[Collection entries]
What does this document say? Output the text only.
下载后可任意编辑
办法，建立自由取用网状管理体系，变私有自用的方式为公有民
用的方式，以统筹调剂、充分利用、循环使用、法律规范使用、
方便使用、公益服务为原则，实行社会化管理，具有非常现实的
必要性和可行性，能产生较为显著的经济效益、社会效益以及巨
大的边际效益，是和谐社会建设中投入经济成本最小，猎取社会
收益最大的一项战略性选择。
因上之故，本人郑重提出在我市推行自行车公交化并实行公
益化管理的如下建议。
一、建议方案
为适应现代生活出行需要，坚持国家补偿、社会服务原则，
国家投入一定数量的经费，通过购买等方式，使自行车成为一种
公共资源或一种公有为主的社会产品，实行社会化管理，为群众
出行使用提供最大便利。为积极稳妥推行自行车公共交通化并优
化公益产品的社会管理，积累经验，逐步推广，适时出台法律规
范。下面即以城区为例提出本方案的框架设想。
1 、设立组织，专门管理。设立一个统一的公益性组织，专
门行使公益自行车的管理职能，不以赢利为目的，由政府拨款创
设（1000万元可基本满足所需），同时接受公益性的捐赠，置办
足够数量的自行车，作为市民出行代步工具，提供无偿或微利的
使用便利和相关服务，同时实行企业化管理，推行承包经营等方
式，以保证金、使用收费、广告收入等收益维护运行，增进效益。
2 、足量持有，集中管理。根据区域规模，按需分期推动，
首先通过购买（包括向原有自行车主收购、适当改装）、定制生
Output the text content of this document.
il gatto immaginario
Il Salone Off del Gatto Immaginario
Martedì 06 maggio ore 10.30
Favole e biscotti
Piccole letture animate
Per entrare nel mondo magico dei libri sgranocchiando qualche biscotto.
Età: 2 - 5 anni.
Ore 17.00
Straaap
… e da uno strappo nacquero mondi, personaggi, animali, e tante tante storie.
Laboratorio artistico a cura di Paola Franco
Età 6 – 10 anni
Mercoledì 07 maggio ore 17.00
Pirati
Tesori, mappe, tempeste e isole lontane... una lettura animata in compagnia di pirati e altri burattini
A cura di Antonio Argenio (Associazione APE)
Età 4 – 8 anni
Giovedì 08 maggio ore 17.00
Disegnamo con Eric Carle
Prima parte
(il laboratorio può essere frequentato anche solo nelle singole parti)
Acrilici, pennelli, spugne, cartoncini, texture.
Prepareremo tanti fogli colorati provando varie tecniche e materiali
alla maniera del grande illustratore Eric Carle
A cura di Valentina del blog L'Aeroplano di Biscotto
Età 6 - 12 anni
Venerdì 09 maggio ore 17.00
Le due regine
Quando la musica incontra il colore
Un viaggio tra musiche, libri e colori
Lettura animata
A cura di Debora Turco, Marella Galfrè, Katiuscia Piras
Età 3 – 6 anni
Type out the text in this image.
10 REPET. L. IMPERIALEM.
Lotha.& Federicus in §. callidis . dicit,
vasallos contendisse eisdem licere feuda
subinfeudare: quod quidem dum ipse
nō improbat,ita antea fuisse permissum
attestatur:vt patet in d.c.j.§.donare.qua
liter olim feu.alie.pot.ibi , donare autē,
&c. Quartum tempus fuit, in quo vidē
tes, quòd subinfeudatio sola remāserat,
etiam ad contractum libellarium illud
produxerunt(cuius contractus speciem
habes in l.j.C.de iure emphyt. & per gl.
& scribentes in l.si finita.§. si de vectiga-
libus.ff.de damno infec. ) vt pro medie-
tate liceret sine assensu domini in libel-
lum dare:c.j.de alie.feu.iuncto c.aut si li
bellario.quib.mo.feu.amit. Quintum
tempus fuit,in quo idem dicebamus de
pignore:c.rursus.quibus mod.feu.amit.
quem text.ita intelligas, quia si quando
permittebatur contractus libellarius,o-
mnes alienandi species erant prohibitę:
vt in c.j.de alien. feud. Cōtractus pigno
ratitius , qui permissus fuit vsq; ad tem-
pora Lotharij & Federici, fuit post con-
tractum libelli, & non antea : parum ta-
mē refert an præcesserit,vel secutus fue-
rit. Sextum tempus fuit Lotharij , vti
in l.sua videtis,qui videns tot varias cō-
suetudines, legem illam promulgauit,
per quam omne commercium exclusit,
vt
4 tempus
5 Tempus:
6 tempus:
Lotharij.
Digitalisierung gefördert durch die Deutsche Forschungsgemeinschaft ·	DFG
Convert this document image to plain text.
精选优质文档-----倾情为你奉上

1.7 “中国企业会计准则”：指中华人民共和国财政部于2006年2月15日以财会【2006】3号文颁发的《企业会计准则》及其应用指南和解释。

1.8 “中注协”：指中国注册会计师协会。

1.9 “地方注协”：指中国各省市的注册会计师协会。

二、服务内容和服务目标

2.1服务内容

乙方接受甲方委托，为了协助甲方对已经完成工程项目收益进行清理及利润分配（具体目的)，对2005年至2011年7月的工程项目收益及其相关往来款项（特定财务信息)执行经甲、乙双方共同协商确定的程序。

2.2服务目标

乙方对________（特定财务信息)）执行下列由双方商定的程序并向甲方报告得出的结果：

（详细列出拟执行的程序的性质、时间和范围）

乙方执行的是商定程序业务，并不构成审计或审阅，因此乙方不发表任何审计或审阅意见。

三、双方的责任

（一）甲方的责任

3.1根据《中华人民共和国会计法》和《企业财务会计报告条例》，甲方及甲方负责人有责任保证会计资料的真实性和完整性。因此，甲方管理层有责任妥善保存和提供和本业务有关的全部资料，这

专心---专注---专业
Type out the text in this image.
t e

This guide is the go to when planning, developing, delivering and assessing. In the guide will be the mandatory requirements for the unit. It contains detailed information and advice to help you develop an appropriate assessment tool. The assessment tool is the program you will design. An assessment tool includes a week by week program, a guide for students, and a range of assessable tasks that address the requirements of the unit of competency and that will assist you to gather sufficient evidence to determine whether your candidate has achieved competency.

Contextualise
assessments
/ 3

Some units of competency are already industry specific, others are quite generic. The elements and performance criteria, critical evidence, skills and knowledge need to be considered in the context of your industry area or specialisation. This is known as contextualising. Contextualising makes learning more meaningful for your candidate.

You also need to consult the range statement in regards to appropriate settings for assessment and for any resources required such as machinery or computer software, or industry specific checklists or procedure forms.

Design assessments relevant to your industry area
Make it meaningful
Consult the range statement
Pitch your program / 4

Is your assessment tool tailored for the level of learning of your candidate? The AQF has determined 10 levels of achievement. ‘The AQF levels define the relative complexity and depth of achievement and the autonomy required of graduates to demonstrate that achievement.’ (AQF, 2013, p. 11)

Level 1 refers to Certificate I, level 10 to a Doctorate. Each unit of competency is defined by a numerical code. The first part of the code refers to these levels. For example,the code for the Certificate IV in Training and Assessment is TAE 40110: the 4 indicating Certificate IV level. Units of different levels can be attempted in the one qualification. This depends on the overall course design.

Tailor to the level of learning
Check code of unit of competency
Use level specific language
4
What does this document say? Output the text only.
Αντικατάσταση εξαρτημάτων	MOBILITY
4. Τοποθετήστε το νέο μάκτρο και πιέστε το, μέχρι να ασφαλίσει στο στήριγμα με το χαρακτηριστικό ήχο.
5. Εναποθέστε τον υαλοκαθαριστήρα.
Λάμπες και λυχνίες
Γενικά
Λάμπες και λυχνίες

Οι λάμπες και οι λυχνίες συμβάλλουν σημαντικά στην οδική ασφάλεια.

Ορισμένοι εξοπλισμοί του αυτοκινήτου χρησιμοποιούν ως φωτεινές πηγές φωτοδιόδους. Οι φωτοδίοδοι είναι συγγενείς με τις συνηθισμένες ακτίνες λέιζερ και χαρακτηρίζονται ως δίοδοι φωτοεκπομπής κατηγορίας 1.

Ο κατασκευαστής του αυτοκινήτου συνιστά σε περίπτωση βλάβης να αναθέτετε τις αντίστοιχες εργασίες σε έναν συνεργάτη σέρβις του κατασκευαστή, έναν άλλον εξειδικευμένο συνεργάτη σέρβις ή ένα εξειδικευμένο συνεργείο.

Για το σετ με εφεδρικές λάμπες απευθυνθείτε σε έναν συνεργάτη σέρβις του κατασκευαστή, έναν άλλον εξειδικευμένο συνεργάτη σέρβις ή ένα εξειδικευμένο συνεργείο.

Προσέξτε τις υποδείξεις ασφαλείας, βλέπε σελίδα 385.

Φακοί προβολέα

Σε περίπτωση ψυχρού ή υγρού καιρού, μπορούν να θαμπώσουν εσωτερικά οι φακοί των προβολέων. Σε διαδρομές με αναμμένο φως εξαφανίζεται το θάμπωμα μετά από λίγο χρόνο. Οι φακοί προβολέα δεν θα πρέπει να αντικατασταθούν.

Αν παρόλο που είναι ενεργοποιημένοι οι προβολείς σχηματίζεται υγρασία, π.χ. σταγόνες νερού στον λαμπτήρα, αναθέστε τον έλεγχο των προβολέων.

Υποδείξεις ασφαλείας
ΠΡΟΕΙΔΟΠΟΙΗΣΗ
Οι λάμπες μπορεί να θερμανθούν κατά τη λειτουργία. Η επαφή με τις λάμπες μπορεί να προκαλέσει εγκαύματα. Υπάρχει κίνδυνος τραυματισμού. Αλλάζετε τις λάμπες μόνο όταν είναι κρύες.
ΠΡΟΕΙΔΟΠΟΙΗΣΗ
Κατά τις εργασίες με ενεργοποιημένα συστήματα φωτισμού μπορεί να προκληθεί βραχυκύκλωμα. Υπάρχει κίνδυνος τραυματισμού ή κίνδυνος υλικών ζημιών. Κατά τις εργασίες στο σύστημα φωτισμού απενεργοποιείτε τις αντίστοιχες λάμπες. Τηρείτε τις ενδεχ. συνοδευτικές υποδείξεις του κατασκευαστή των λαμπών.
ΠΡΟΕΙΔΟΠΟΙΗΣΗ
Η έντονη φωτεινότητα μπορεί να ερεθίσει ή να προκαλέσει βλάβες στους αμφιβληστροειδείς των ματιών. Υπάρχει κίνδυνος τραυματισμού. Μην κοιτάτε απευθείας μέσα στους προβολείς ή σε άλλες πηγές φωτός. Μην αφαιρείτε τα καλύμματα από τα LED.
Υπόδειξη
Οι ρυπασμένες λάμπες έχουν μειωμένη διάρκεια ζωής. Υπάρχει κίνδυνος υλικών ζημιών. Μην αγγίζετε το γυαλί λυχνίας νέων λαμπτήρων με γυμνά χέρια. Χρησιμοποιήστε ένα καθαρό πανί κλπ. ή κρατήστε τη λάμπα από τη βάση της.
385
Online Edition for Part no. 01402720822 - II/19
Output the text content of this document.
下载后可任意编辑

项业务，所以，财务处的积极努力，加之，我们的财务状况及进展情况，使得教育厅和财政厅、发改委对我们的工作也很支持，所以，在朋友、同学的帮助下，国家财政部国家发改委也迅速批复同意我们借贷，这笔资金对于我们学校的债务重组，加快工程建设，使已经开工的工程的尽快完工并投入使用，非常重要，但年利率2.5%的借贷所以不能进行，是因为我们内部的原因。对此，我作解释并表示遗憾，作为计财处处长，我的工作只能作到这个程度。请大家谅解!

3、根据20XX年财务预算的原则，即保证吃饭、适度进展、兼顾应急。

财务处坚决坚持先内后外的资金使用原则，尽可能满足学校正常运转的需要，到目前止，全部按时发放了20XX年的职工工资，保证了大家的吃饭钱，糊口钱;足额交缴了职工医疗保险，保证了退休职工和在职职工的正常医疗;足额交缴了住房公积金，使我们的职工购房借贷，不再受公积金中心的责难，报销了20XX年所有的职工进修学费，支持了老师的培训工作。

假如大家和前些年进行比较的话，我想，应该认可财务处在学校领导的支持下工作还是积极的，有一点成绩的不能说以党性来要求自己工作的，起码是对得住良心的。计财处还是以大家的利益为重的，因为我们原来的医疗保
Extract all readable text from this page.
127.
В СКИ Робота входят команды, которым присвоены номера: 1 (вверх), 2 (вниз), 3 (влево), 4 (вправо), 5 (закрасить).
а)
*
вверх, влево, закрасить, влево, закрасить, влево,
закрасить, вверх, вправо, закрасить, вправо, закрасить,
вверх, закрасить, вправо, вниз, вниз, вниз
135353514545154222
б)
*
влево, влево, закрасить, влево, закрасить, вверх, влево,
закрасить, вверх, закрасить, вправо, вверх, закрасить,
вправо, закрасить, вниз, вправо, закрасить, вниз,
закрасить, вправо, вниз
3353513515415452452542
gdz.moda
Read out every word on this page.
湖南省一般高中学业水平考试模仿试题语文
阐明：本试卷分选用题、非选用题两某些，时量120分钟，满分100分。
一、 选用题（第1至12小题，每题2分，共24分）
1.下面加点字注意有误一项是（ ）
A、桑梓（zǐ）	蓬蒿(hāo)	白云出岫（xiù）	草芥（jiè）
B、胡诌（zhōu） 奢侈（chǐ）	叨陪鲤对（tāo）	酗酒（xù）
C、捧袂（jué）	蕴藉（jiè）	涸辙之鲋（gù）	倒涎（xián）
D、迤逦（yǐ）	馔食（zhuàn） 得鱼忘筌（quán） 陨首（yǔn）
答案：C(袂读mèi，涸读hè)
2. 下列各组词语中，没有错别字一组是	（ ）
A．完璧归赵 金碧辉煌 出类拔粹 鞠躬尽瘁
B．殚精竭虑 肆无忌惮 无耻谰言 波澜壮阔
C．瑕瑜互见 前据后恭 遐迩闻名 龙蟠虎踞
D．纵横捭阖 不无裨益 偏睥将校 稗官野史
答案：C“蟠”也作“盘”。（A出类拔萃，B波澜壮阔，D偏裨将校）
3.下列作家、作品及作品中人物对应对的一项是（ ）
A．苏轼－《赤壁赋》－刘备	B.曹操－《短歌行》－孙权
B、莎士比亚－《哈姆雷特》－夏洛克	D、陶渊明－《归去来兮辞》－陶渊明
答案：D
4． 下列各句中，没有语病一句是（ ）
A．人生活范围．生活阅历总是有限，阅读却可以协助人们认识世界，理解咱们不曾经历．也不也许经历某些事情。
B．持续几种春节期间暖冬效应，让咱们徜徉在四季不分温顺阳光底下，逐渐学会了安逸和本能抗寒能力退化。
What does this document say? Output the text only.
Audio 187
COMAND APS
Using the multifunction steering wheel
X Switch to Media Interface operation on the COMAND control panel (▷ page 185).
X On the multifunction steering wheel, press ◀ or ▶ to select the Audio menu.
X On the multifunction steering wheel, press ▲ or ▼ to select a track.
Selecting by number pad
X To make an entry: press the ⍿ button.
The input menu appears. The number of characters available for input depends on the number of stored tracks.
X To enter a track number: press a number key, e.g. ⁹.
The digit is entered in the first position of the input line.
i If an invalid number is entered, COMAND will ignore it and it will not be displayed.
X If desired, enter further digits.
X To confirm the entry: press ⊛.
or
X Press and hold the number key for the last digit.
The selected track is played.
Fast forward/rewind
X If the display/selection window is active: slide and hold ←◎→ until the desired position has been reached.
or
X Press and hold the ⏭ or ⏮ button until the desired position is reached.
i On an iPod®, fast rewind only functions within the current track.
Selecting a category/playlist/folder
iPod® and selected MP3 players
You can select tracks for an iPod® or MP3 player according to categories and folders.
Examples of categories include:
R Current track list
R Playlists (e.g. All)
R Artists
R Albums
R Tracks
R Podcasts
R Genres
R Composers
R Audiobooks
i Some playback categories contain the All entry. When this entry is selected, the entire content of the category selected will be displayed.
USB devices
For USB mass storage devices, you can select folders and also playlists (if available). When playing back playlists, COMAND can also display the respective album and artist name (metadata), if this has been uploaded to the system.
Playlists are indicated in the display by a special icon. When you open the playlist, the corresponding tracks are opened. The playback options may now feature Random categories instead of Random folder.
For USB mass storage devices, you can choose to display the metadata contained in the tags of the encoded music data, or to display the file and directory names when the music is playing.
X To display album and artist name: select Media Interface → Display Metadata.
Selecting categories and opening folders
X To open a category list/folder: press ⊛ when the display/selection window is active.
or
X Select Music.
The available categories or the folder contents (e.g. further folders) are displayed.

## TASK PROMPT
In the entries above, find every line with the word "προβολείς" and list it.

## EXERCISE ANSWER
Αν παρόλο που είναι ενεργοποιημένοι οι προβολείς σχηματίζεται υγρασία, π.χ. σταγόνες νερού στον λαμπτήρα, αναθέστε τον έλεγχο των προβολέων.
Η έντονη φωτεινότητα μπορεί να ερεθίσει ή να προκαλέσει βλάβες στους αμφιβληστροειδείς των ματιών. Υπάρχει κίνδυνος τραυματισμού. Μην κοιτάτε απευθείας μέσα στους προβολείς ή σε άλλες πηγές φωτός. Μην αφαιρείτε τα καλύμματα από τα LED.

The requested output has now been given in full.